▸ **AIM OF THE EXERCISE**
Search the entries below. Return every line that has "solid" in it.

▸ **DATA EXCERPTS**
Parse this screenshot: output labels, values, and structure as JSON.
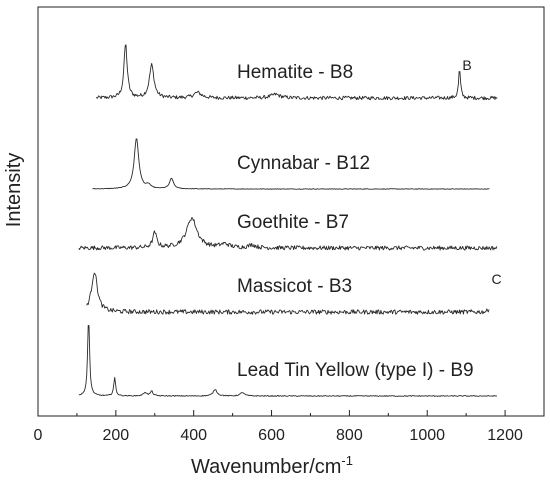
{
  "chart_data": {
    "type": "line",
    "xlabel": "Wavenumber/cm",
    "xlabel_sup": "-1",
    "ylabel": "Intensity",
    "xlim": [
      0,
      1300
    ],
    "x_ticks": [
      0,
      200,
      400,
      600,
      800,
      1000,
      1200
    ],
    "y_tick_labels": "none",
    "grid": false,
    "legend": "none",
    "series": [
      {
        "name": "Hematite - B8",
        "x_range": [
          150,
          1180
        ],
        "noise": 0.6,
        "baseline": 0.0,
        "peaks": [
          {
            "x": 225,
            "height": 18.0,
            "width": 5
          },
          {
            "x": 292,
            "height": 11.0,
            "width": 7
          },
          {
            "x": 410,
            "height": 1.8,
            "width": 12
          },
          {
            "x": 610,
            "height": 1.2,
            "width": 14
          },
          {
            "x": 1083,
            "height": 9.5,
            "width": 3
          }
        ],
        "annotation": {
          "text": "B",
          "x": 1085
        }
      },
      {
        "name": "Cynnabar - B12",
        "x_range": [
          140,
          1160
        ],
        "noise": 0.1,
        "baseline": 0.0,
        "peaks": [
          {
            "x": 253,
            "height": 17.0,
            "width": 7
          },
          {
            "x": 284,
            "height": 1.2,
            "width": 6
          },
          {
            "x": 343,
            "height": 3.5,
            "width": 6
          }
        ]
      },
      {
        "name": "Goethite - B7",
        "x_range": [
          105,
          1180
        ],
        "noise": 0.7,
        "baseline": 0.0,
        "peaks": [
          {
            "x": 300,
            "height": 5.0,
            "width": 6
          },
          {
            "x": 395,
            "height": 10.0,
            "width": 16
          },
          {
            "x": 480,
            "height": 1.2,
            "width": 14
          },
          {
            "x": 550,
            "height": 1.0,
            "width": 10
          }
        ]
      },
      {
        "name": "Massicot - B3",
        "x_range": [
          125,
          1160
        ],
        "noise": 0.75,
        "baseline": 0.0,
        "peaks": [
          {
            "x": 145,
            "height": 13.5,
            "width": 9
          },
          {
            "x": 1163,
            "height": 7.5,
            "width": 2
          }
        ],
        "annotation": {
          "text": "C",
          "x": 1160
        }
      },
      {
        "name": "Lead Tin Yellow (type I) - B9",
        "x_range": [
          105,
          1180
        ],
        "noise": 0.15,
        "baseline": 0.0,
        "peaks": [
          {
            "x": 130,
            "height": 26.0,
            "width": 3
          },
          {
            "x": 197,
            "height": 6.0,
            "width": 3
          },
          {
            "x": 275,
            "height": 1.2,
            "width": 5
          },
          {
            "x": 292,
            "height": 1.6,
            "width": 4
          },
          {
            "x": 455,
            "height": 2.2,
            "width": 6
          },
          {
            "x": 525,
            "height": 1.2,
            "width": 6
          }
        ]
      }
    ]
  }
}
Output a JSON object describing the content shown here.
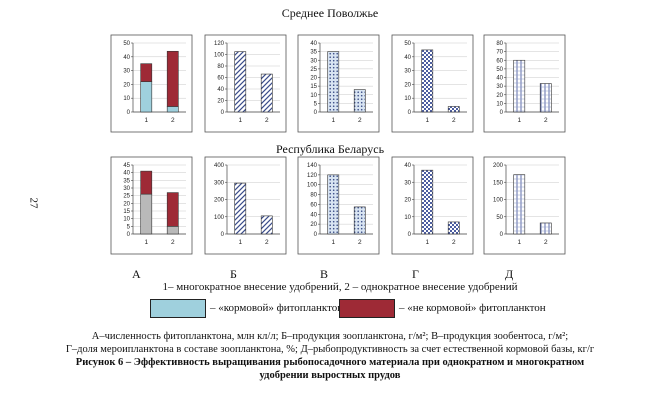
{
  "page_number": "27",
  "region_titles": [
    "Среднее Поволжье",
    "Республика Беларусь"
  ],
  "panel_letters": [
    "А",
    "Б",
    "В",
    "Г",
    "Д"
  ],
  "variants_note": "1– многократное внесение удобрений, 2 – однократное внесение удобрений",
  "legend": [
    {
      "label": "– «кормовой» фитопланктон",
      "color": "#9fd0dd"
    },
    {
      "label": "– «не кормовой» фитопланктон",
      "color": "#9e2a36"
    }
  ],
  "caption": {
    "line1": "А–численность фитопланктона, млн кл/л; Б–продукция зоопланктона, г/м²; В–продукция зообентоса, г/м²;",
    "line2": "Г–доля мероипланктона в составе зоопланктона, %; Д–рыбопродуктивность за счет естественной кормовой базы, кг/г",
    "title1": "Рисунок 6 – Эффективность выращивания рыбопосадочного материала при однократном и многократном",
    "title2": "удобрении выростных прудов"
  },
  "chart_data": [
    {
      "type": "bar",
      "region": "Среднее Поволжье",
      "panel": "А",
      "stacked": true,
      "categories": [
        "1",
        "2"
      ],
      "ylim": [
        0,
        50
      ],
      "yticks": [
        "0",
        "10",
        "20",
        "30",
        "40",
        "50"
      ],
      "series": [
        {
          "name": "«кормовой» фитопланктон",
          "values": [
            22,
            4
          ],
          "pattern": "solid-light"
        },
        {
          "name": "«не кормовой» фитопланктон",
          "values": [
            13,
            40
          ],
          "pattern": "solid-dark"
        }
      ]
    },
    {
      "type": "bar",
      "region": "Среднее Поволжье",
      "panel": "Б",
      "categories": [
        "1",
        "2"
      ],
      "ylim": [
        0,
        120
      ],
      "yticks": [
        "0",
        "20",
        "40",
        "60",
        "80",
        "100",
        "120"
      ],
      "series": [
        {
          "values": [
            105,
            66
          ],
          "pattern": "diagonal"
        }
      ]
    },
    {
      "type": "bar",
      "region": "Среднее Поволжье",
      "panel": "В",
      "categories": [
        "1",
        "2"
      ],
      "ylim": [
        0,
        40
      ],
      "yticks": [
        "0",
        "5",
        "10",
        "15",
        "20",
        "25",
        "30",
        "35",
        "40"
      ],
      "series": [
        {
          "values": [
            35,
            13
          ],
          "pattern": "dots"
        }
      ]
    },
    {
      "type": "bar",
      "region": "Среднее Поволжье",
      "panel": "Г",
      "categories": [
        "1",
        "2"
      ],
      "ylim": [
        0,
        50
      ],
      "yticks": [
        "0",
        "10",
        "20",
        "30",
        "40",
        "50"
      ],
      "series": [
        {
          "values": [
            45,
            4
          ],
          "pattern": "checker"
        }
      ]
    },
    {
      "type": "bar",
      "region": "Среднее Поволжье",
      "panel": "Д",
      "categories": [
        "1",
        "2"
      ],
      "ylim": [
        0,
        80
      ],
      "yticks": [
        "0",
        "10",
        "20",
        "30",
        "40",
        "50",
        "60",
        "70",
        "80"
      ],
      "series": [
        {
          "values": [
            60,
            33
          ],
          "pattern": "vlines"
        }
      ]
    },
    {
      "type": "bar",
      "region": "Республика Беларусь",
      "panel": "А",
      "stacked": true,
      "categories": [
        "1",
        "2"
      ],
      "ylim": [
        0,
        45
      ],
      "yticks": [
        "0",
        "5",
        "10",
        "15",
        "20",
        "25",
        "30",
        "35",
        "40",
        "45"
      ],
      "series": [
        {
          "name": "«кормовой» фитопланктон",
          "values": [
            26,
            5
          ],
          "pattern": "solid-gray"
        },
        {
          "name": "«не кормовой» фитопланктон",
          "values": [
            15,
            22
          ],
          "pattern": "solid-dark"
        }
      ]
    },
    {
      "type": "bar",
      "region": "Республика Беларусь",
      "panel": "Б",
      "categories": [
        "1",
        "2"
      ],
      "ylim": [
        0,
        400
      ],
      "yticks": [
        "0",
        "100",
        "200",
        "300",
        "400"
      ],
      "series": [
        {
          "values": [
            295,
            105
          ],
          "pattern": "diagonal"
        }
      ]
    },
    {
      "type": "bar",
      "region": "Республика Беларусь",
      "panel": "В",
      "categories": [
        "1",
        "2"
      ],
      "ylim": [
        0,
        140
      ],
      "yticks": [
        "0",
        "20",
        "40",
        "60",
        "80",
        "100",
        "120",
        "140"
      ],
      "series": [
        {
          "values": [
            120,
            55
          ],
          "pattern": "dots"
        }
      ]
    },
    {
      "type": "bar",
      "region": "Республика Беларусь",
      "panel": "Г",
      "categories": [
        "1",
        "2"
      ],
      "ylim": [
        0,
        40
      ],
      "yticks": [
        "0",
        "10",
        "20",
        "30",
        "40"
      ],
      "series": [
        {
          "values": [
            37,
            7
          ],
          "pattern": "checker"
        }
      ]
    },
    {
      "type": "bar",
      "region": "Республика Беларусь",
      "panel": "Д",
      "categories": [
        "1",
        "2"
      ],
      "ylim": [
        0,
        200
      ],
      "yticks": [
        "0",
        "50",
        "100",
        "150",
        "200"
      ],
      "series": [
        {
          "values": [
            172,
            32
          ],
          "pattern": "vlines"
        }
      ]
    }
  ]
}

▸ **OUTPUT OF THE EXERCISE**
          "pattern": "solid-light"
          "pattern": "solid-dark"
          "pattern": "solid-gray"
          "pattern": "solid-dark"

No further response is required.